## What needs to be done
Give the number of lines in the records below that include "disable", and nothing more.

++++ Provided records

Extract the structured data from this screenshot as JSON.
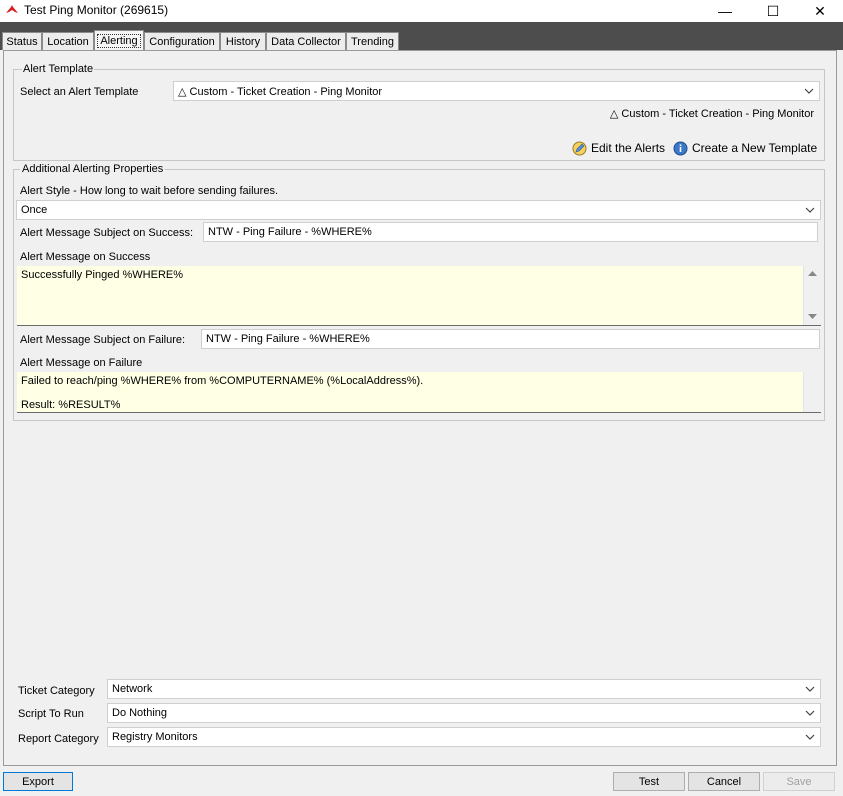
{
  "window": {
    "title": "Test Ping Monitor (269615)",
    "min_glyph": "—",
    "max_glyph": "☐",
    "close_glyph": "✕"
  },
  "tabs": [
    {
      "label": "Status"
    },
    {
      "label": "Location"
    },
    {
      "label": "Alerting",
      "active": true
    },
    {
      "label": "Configuration"
    },
    {
      "label": "History"
    },
    {
      "label": "Data Collector"
    },
    {
      "label": "Trending"
    }
  ],
  "alert_template": {
    "section_title": "Alert Template",
    "select_label": "Select an Alert Template",
    "selected_value": "△ Custom - Ticket Creation - Ping Monitor",
    "current_template_text": "△ Custom - Ticket Creation - Ping Monitor",
    "edit_alerts_label": "Edit the Alerts",
    "create_template_label": "Create a New Template"
  },
  "additional": {
    "section_title": "Additional Alerting Properties",
    "alert_style_label": "Alert Style - How long to wait before sending failures.",
    "alert_style_value": "Once",
    "success_subject_label": "Alert Message Subject on Success:",
    "success_subject_value": "NTW - Ping Failure - %WHERE%",
    "success_message_label": "Alert Message on Success",
    "success_message_value": "Successfully Pinged %WHERE%",
    "failure_subject_label": "Alert Message Subject on Failure:",
    "failure_subject_value": "NTW - Ping Failure - %WHERE%",
    "failure_message_label": "Alert Message on Failure",
    "failure_message_line1": "Failed to reach/ping %WHERE% from %COMPUTERNAME% (%LocalAddress%).",
    "failure_message_line2": "Result: %RESULT%"
  },
  "bottom_fields": {
    "ticket_category_label": "Ticket Category",
    "ticket_category_value": "Network",
    "script_label": "Script To Run",
    "script_value": "Do Nothing",
    "report_category_label": "Report Category",
    "report_category_value": "Registry Monitors"
  },
  "footer": {
    "export_label": "Export",
    "test_label": "Test",
    "cancel_label": "Cancel",
    "save_label": "Save"
  },
  "colors": {
    "textarea_bg": "#ffffe6",
    "tab_strip": "#4d4d4d",
    "primary_border": "#0078d7"
  }
}
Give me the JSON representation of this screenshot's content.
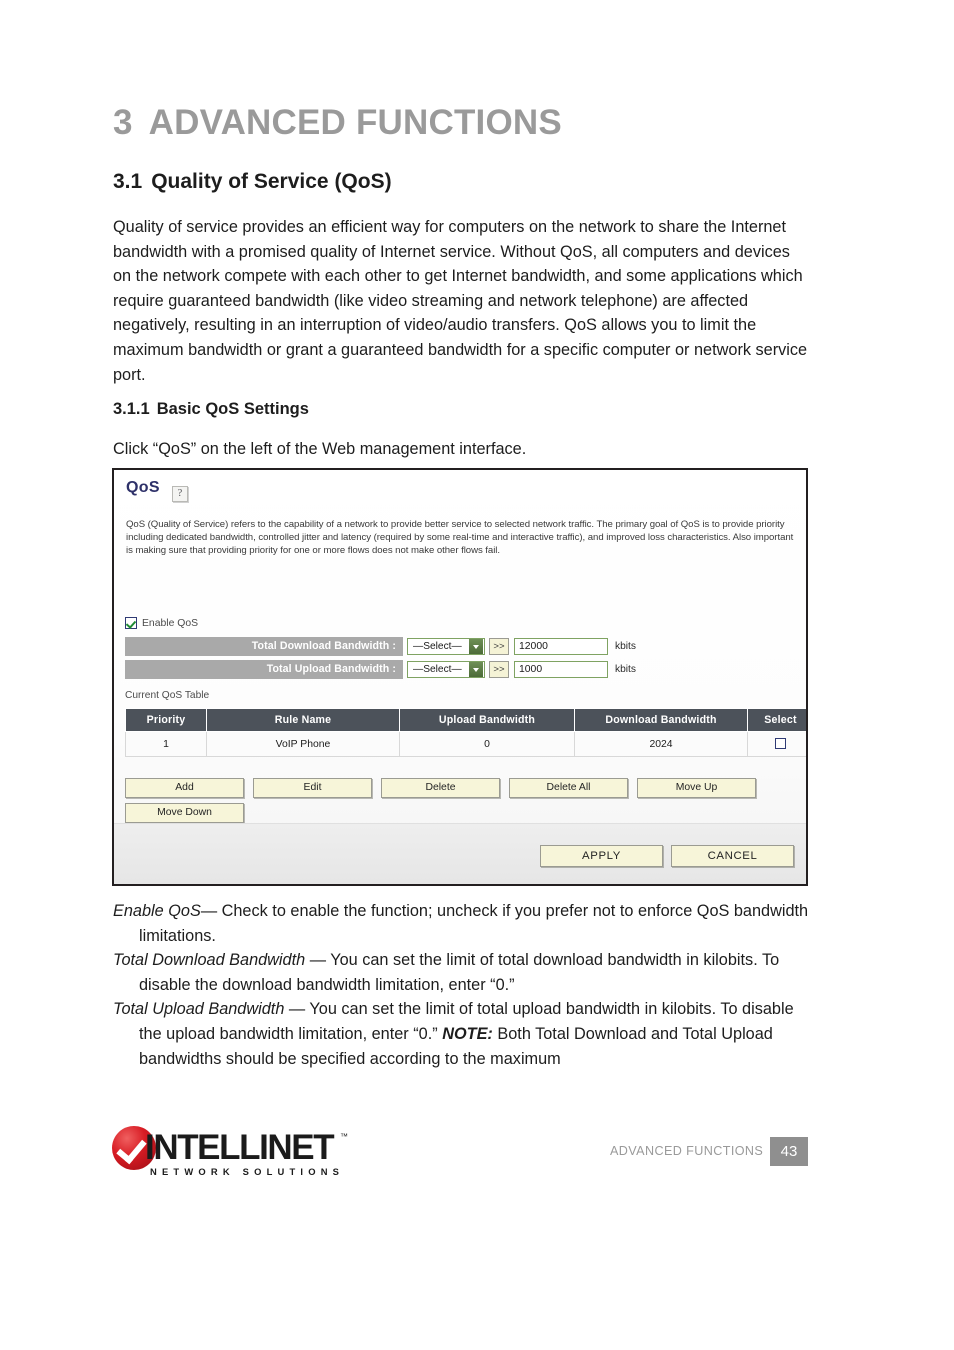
{
  "chapter": {
    "number": "3",
    "title": "ADVANCED FUNCTIONS"
  },
  "section": {
    "number": "3.1",
    "title": "Quality of Service (QoS)",
    "body": "Quality of service provides an efficient way for computers on the network to share the Internet bandwidth with a promised quality of Internet service. Without QoS, all computers and devices on the network compete with each other to get Internet bandwidth, and some applications which require guaranteed bandwidth (like video streaming and network telephone) are affected negatively, resulting in an interruption of video/audio transfers. QoS allows you to limit the maximum bandwidth or grant a guaranteed bandwidth for a specific computer or network service port."
  },
  "subsection": {
    "number": "3.1.1",
    "title": "Basic QoS Settings",
    "instruction": "Click “QoS” on the left of the Web management interface."
  },
  "ui": {
    "panel_title": "QoS",
    "help_icon_glyph": "?",
    "description": "QoS (Quality of Service) refers to the capability of a network to provide better service to selected network traffic. The primary goal of QoS is to provide priority including dedicated bandwidth, controlled jitter and latency (required by some real-time and interactive traffic), and improved loss characteristics. Also important is making sure that providing priority for one or more flows does not make other flows fail.",
    "enable_checkbox_label": "Enable QoS",
    "enable_checkbox_checked": true,
    "rows": [
      {
        "label": "Total Download Bandwidth :",
        "select_value": "—Select—",
        "go_button": ">>",
        "input_value": "12000",
        "unit": "kbits"
      },
      {
        "label": "Total Upload Bandwidth :",
        "select_value": "—Select—",
        "go_button": ">>",
        "input_value": "1000",
        "unit": "kbits"
      }
    ],
    "table": {
      "caption": "Current QoS Table",
      "columns": [
        "Priority",
        "Rule Name",
        "Upload Bandwidth",
        "Download Bandwidth",
        "Select"
      ],
      "rows": [
        {
          "priority": "1",
          "rule_name": "VoIP Phone",
          "upload_bandwidth": "0",
          "download_bandwidth": "2024",
          "selected": false
        }
      ]
    },
    "action_buttons_row1": [
      "Add",
      "Edit",
      "Delete",
      "Delete All",
      "Move Up"
    ],
    "action_buttons_row2": [
      "Move Down"
    ],
    "apply_button": "APPLY",
    "cancel_button": "CANCEL",
    "colors": {
      "panel_border": "#231f20",
      "label_bar": "#a9a9a9",
      "table_header": "#4c525a",
      "button_face": "#f7f5d9",
      "select_border": "#7fa362",
      "title_text": "#2e3169"
    }
  },
  "definitions": [
    {
      "term": "Enable QoS",
      "text": "— Check to enable the function; uncheck if you prefer not to enforce QoS bandwidth limitations."
    },
    {
      "term": "Total Download Bandwidth",
      "text": " — You can set the limit of total download bandwidth in kilobits. To disable the download bandwidth limitation, enter “0.”"
    },
    {
      "term": "Total Upload Bandwidth",
      "text": " — You can set the limit of total upload bandwidth in kilobits. To disable the upload bandwidth limitation, enter “0.” ",
      "note_label": "NOTE:",
      "note_text": " Both Total Download and Total Upload bandwidths should be specified according to the maximum"
    }
  ],
  "footer": {
    "brand": "INTELLINET",
    "trademark": "™",
    "tagline": "NETWORK SOLUTIONS",
    "caption": "ADVANCED FUNCTIONS",
    "page_number": "43"
  }
}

++++++++

## Answer below
2